__Aim of the task__.
Find how many lines of the listing include the string "Balance", and report only that figure.

__Input for this task__.
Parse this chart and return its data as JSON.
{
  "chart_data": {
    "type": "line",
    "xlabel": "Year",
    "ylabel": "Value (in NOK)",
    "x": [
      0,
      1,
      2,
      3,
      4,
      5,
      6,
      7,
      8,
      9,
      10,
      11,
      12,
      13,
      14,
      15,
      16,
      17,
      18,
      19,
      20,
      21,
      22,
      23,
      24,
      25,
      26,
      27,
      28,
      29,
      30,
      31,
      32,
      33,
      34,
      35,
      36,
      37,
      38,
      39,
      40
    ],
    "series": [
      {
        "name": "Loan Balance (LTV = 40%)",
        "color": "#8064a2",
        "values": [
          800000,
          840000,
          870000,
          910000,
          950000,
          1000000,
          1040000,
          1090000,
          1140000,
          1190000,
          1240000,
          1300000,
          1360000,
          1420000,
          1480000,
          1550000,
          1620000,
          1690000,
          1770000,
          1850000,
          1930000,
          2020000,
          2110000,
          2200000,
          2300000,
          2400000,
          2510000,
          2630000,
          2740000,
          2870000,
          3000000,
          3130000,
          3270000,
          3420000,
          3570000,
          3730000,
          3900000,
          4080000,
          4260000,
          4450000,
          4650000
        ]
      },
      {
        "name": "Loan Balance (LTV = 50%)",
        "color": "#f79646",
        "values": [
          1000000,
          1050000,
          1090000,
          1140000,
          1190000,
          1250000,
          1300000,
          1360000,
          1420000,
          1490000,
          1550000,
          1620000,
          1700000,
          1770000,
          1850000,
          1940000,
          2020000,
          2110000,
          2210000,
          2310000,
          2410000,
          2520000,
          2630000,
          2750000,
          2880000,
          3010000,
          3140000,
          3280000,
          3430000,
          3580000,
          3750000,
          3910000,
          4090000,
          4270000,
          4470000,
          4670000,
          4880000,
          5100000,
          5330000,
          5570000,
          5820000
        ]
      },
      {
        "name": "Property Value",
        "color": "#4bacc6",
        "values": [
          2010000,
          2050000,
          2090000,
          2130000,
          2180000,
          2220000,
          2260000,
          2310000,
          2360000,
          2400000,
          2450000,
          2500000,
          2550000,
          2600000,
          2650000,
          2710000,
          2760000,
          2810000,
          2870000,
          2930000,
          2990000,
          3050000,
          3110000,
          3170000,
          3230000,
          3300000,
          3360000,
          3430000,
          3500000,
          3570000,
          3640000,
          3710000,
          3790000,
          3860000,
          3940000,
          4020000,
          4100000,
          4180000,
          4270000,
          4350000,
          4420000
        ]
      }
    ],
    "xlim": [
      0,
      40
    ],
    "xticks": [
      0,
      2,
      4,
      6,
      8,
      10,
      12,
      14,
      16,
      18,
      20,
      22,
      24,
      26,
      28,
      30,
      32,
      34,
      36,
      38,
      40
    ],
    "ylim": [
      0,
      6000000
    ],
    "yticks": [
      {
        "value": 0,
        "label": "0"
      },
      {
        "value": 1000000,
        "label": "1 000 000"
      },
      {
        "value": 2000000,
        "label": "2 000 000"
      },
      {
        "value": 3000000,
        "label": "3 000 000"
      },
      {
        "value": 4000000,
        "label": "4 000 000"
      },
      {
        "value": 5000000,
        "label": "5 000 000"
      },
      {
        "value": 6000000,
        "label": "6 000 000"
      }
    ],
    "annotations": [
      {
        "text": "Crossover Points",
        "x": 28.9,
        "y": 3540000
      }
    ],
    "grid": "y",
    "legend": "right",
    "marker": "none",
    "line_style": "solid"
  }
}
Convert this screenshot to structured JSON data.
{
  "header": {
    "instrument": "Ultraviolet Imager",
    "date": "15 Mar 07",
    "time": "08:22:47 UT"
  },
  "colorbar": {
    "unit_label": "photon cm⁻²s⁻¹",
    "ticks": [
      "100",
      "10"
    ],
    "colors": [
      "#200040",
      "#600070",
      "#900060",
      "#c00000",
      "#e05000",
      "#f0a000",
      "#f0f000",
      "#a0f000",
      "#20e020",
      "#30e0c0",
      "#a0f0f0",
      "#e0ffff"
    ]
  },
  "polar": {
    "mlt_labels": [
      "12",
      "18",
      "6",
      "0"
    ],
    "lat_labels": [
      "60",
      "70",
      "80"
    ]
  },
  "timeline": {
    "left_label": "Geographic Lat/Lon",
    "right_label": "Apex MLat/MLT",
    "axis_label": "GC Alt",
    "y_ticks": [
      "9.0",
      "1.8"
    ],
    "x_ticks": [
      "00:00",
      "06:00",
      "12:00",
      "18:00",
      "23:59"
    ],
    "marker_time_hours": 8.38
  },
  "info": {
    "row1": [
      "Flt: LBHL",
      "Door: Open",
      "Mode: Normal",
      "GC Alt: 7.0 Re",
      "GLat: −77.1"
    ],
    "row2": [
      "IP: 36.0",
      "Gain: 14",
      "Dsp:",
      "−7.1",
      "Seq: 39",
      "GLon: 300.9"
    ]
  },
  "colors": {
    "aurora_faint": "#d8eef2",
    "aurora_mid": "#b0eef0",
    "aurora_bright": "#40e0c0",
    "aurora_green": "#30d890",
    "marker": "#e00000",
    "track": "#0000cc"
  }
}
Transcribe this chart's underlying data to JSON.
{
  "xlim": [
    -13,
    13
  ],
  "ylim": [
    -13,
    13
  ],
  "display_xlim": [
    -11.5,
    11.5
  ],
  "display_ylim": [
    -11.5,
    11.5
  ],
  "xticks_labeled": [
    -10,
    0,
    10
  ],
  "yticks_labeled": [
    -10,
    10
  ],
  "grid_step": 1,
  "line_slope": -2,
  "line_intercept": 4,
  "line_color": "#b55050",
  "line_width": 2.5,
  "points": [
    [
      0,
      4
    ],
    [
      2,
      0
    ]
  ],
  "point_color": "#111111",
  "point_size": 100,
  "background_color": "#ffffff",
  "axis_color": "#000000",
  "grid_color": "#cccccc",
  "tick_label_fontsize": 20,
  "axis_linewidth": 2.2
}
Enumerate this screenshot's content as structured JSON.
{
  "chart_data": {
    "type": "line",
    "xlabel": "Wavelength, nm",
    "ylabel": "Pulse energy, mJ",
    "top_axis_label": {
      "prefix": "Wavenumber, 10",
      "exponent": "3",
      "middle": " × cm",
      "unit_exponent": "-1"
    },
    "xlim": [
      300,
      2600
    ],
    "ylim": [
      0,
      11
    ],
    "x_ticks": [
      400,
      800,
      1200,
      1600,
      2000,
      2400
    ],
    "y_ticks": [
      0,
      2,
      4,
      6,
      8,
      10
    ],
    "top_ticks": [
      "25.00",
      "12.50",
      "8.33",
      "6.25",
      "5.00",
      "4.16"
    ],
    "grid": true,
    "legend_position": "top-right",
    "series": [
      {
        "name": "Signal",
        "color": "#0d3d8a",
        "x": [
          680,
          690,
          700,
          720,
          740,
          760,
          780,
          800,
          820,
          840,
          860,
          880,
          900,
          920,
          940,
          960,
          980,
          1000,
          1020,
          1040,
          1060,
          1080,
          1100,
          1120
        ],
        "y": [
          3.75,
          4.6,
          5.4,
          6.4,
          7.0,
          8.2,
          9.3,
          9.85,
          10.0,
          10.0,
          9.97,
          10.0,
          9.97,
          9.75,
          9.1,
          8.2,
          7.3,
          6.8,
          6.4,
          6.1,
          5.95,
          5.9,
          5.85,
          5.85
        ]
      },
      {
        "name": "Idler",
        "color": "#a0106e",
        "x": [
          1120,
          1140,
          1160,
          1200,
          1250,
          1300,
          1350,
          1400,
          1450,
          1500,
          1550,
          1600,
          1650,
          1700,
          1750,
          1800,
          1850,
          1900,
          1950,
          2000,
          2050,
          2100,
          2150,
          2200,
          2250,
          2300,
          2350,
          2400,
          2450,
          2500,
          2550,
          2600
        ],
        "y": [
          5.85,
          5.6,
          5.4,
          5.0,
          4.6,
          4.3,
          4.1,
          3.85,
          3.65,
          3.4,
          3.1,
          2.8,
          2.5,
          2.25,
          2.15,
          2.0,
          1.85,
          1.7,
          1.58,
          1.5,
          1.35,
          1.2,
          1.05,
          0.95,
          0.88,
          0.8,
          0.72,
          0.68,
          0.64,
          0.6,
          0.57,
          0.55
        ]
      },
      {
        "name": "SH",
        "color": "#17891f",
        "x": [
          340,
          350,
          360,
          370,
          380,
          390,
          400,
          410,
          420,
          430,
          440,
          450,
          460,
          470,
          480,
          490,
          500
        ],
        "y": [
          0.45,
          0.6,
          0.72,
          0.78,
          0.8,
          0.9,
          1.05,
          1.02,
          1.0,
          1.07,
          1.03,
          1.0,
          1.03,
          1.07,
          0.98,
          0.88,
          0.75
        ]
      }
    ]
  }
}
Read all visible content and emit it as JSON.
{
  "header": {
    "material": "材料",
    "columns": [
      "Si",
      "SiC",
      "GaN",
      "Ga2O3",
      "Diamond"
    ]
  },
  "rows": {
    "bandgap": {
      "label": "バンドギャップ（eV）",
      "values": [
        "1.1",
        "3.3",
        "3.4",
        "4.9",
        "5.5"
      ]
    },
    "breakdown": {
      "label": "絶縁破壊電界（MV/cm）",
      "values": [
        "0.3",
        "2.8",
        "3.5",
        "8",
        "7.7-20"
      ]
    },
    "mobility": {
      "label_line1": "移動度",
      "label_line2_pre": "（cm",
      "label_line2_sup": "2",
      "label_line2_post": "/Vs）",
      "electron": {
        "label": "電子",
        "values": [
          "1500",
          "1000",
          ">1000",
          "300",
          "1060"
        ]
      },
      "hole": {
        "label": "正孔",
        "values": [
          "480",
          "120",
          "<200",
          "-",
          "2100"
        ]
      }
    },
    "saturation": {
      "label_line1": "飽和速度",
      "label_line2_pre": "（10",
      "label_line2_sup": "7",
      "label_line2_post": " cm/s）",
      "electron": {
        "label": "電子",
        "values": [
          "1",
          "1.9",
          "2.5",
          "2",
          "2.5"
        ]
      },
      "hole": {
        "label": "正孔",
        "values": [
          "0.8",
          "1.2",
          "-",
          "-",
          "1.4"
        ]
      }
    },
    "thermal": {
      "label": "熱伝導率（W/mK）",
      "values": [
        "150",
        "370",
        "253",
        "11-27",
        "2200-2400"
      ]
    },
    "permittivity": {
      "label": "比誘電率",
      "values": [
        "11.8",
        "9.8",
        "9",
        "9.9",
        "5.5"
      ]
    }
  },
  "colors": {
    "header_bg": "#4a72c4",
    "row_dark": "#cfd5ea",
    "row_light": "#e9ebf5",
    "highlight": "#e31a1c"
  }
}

__Complete output__.
2